» **Work to do**
Exclude the pictures and retype the entries as written.

» **Task material**

* BEGIN *

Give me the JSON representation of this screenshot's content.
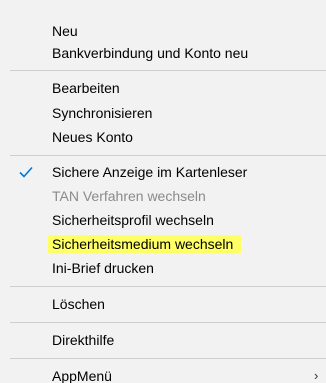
{
  "menu": {
    "items": [
      {
        "label": "Neu"
      },
      {
        "label": "Bankverbindung und Konto neu"
      },
      {
        "label": "Bearbeiten"
      },
      {
        "label": "Synchronisieren"
      },
      {
        "label": "Neues Konto"
      },
      {
        "label": "Sichere Anzeige im Kartenleser",
        "checked": true
      },
      {
        "label": "TAN Verfahren wechseln",
        "disabled": true
      },
      {
        "label": "Sicherheitsprofil wechseln"
      },
      {
        "label": "Sicherheitsmedium wechseln",
        "highlighted": true,
        "highlight_color": "#ffff66"
      },
      {
        "label": "Ini-Brief drucken"
      },
      {
        "label": "Löschen"
      },
      {
        "label": "Direkthilfe"
      },
      {
        "label": "AppMenü",
        "submenu_arrow": "›"
      }
    ]
  },
  "colors": {
    "menu_background": "#f2f2f2",
    "checkmark": "#0078d7",
    "disabled_text": "#8a8a8a",
    "highlight": "#ffff66"
  }
}
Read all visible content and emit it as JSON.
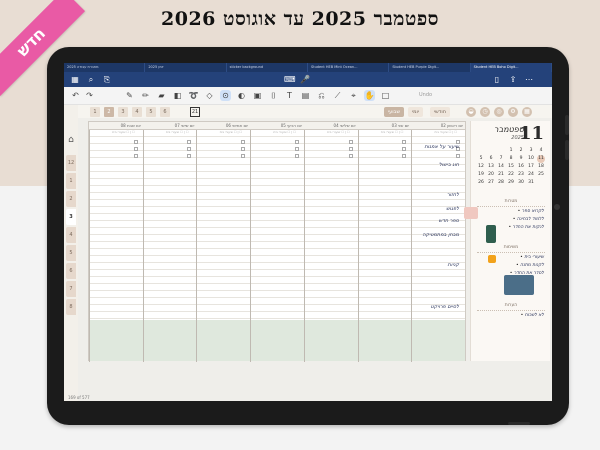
{
  "headline": "ספטמבר 2025 עד אוגוסט 2026",
  "ribbon": {
    "label": "חדש",
    "color": "#e95aa5"
  },
  "browser": {
    "tabs": [
      {
        "label": "מחברת עבודה 2025"
      },
      {
        "label": "2025 יומן"
      },
      {
        "label": "sticker background"
      },
      {
        "label": "Student HEB Mint Ocean..."
      },
      {
        "label": "Student HEB Purple Digit..."
      },
      {
        "label": "Student HEB Boho Digit...",
        "active": true
      }
    ]
  },
  "toolbar": {
    "undo_label": "Undo"
  },
  "nav": {
    "page_numbers": [
      "1",
      "2",
      "3",
      "4",
      "5",
      "6"
    ],
    "active_page": "2",
    "number_box": "21",
    "pills": [
      "שבועי",
      "יומי",
      "חודשי"
    ],
    "month_tabs": [
      "12",
      "1",
      "2",
      "3",
      "4",
      "5",
      "6",
      "7",
      "8"
    ],
    "active_month": "3"
  },
  "week": {
    "days": [
      {
        "label": "יום ראשון 02",
        "sub": "☐ | ☐ שיעורי בית"
      },
      {
        "label": "יום שני 03",
        "sub": "☐ | ☐ שיעורי בית"
      },
      {
        "label": "יום שלישי 04",
        "sub": "☐ | ☐ שיעורי בית"
      },
      {
        "label": "יום רביעי 05",
        "sub": "☐ | ☐ שיעורי בית"
      },
      {
        "label": "יום חמישי 06",
        "sub": "☐ | ☐ שיעורי בית"
      },
      {
        "label": "יום שישי 07",
        "sub": "☐ | ☐ שיעורי בית"
      },
      {
        "label": "יום שבת 08",
        "sub": "☐ | ☐ שיעורי בית"
      }
    ],
    "notes": [
      {
        "text": "שיעור על אמנות"
      },
      {
        "text": "חוג בישול"
      },
      {
        "text": "לחזור"
      },
      {
        "text": "לפגוש"
      },
      {
        "text": "ספר חדש"
      },
      {
        "text": "מבחן במתמטיקה"
      },
      {
        "text": "קניות"
      },
      {
        "text": "לסיים פרויקט"
      }
    ]
  },
  "side": {
    "day": "11",
    "month": "ספטמבר",
    "year": "2025",
    "calendar": [
      [
        "",
        "",
        "",
        "1",
        "2",
        "3",
        "4"
      ],
      [
        "5",
        "6",
        "7",
        "8",
        "9",
        "10",
        "11"
      ],
      [
        "12",
        "13",
        "14",
        "15",
        "16",
        "17",
        "18"
      ],
      [
        "19",
        "20",
        "21",
        "22",
        "23",
        "24",
        "25"
      ],
      [
        "26",
        "27",
        "28",
        "29",
        "30",
        "31",
        ""
      ]
    ],
    "highlight_day": "11",
    "sections": [
      {
        "title": "מטרות",
        "items": [
          "לקרוא ספר",
          "ללמוד לבחינה",
          "לנקות את החדר"
        ]
      },
      {
        "title": "משימות",
        "items": [
          "שיעורי בית",
          "לקנות מתנה",
          "לסדר את החדר"
        ]
      },
      {
        "title": "הערות",
        "items": [
          "לא לשכוח"
        ]
      }
    ]
  },
  "status": {
    "page": "169 of 577"
  },
  "colors": {
    "bg_top": "#e8ddd3",
    "bg_bottom": "#f3f3f3",
    "chrome": "#24427a",
    "accent_tab": "#c9b5a3",
    "ink": "#1f2a54"
  }
}
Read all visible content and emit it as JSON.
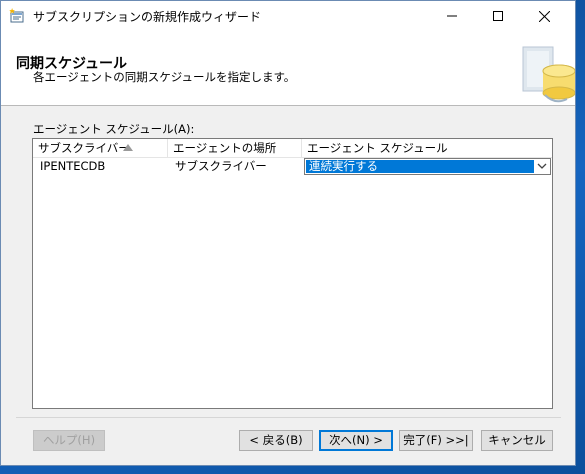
{
  "window": {
    "title": "サブスクリプションの新規作成ウィザード",
    "icon": "wizard-window-icon",
    "controls": [
      "minimize-icon",
      "maximize-icon",
      "close-icon"
    ]
  },
  "header": {
    "title": "同期スケジュール",
    "subtitle": "各エージェントの同期スケジュールを指定します。",
    "graphic": "database-sync-graphic"
  },
  "grid": {
    "label": "エージェント スケジュール(A):",
    "columns": [
      "サブスクライバー",
      "エージェントの場所",
      "エージェント スケジュール"
    ],
    "sort_indicator": "ascending",
    "rows": [
      {
        "subscriber": "IPENTECDB",
        "location": "サブスクライバー",
        "schedule": "連続実行する"
      }
    ]
  },
  "buttons": {
    "help": "ヘルプ(H)",
    "back": "< 戻る(B)",
    "next": "次へ(N) >",
    "finish": "完了(F) >>|",
    "cancel": "キャンセル"
  },
  "colors": {
    "selection": "#0078d7",
    "default_button_border": "#0078d7",
    "desktop": "#1565c0"
  }
}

* END *

» **Answer below**
Give me the JSON representation of this screenshot's content.
{
  "menu": {
    "items": [
      {
        "label": "Neu"
      },
      {
        "label": "Bankverbindung und Konto neu"
      },
      {
        "label": "Bearbeiten"
      },
      {
        "label": "Synchronisieren"
      },
      {
        "label": "Neues Konto"
      },
      {
        "label": "Sichere Anzeige im Kartenleser",
        "checked": true
      },
      {
        "label": "TAN Verfahren wechseln",
        "disabled": true
      },
      {
        "label": "Sicherheitsprofil wechseln"
      },
      {
        "label": "Sicherheitsmedium wechseln",
        "highlighted": true,
        "highlight_color": "#ffff66"
      },
      {
        "label": "Ini-Brief drucken"
      },
      {
        "label": "Löschen"
      },
      {
        "label": "Direkthilfe"
      },
      {
        "label": "AppMenü",
        "submenu_arrow": "›"
      }
    ]
  },
  "colors": {
    "menu_background": "#f2f2f2",
    "checkmark": "#0078d7",
    "disabled_text": "#8a8a8a",
    "highlight": "#ffff66"
  }
}
Read all visible content and emit it as JSON.
{
  "headline": "ספטמבר 2025 עד אוגוסט 2026",
  "ribbon": {
    "label": "חדש",
    "color": "#e95aa5"
  },
  "browser": {
    "tabs": [
      {
        "label": "מחברת עבודה 2025"
      },
      {
        "label": "2025 יומן"
      },
      {
        "label": "sticker background"
      },
      {
        "label": "Student HEB Mint Ocean..."
      },
      {
        "label": "Student HEB Purple Digit..."
      },
      {
        "label": "Student HEB Boho Digit...",
        "active": true
      }
    ]
  },
  "toolbar": {
    "undo_label": "Undo"
  },
  "nav": {
    "page_numbers": [
      "1",
      "2",
      "3",
      "4",
      "5",
      "6"
    ],
    "active_page": "2",
    "number_box": "21",
    "pills": [
      "שבועי",
      "יומי",
      "חודשי"
    ],
    "month_tabs": [
      "12",
      "1",
      "2",
      "3",
      "4",
      "5",
      "6",
      "7",
      "8"
    ],
    "active_month": "3"
  },
  "week": {
    "days": [
      {
        "label": "יום ראשון 02",
        "sub": "☐ | ☐ שיעורי בית"
      },
      {
        "label": "יום שני 03",
        "sub": "☐ | ☐ שיעורי בית"
      },
      {
        "label": "יום שלישי 04",
        "sub": "☐ | ☐ שיעורי בית"
      },
      {
        "label": "יום רביעי 05",
        "sub": "☐ | ☐ שיעורי בית"
      },
      {
        "label": "יום חמישי 06",
        "sub": "☐ | ☐ שיעורי בית"
      },
      {
        "label": "יום שישי 07",
        "sub": "☐ | ☐ שיעורי בית"
      },
      {
        "label": "יום שבת 08",
        "sub": "☐ | ☐ שיעורי בית"
      }
    ],
    "notes": [
      {
        "text": "שיעור על אמנות"
      },
      {
        "text": "חוג בישול"
      },
      {
        "text": "לחזור"
      },
      {
        "text": "לפגוש"
      },
      {
        "text": "ספר חדש"
      },
      {
        "text": "מבחן במתמטיקה"
      },
      {
        "text": "קניות"
      },
      {
        "text": "לסיים פרויקט"
      }
    ]
  },
  "side": {
    "day": "11",
    "month": "ספטמבר",
    "year": "2025",
    "calendar": [
      [
        "",
        "",
        "",
        "1",
        "2",
        "3",
        "4"
      ],
      [
        "5",
        "6",
        "7",
        "8",
        "9",
        "10",
        "11"
      ],
      [
        "12",
        "13",
        "14",
        "15",
        "16",
        "17",
        "18"
      ],
      [
        "19",
        "20",
        "21",
        "22",
        "23",
        "24",
        "25"
      ],
      [
        "26",
        "27",
        "28",
        "29",
        "30",
        "31",
        ""
      ]
    ],
    "highlight_day": "11",
    "sections": [
      {
        "title": "מטרות",
        "items": [
          "לקרוא ספר",
          "ללמוד לבחינה",
          "לנקות את החדר"
        ]
      },
      {
        "title": "משימות",
        "items": [
          "שיעורי בית",
          "לקנות מתנה",
          "לסדר את החדר"
        ]
      },
      {
        "title": "הערות",
        "items": [
          "לא לשכוח"
        ]
      }
    ]
  },
  "status": {
    "page": "169 of 577"
  },
  "colors": {
    "bg_top": "#e8ddd3",
    "bg_bottom": "#f3f3f3",
    "chrome": "#24427a",
    "accent_tab": "#c9b5a3",
    "ink": "#1f2a54"
  }
}
Read all visible content and emit it as JSON.
{
  "window": {
    "title": "サブスクリプションの新規作成ウィザード",
    "icon": "wizard-window-icon",
    "controls": [
      "minimize-icon",
      "maximize-icon",
      "close-icon"
    ]
  },
  "header": {
    "title": "同期スケジュール",
    "subtitle": "各エージェントの同期スケジュールを指定します。",
    "graphic": "database-sync-graphic"
  },
  "grid": {
    "label": "エージェント スケジュール(A):",
    "columns": [
      "サブスクライバー",
      "エージェントの場所",
      "エージェント スケジュール"
    ],
    "sort_indicator": "ascending",
    "rows": [
      {
        "subscriber": "IPENTECDB",
        "location": "サブスクライバー",
        "schedule": "連続実行する"
      }
    ]
  },
  "buttons": {
    "help": "ヘルプ(H)",
    "back": "< 戻る(B)",
    "next": "次へ(N) >",
    "finish": "完了(F) >>|",
    "cancel": "キャンセル"
  },
  "colors": {
    "selection": "#0078d7",
    "default_button_border": "#0078d7",
    "desktop": "#1565c0"
  }
}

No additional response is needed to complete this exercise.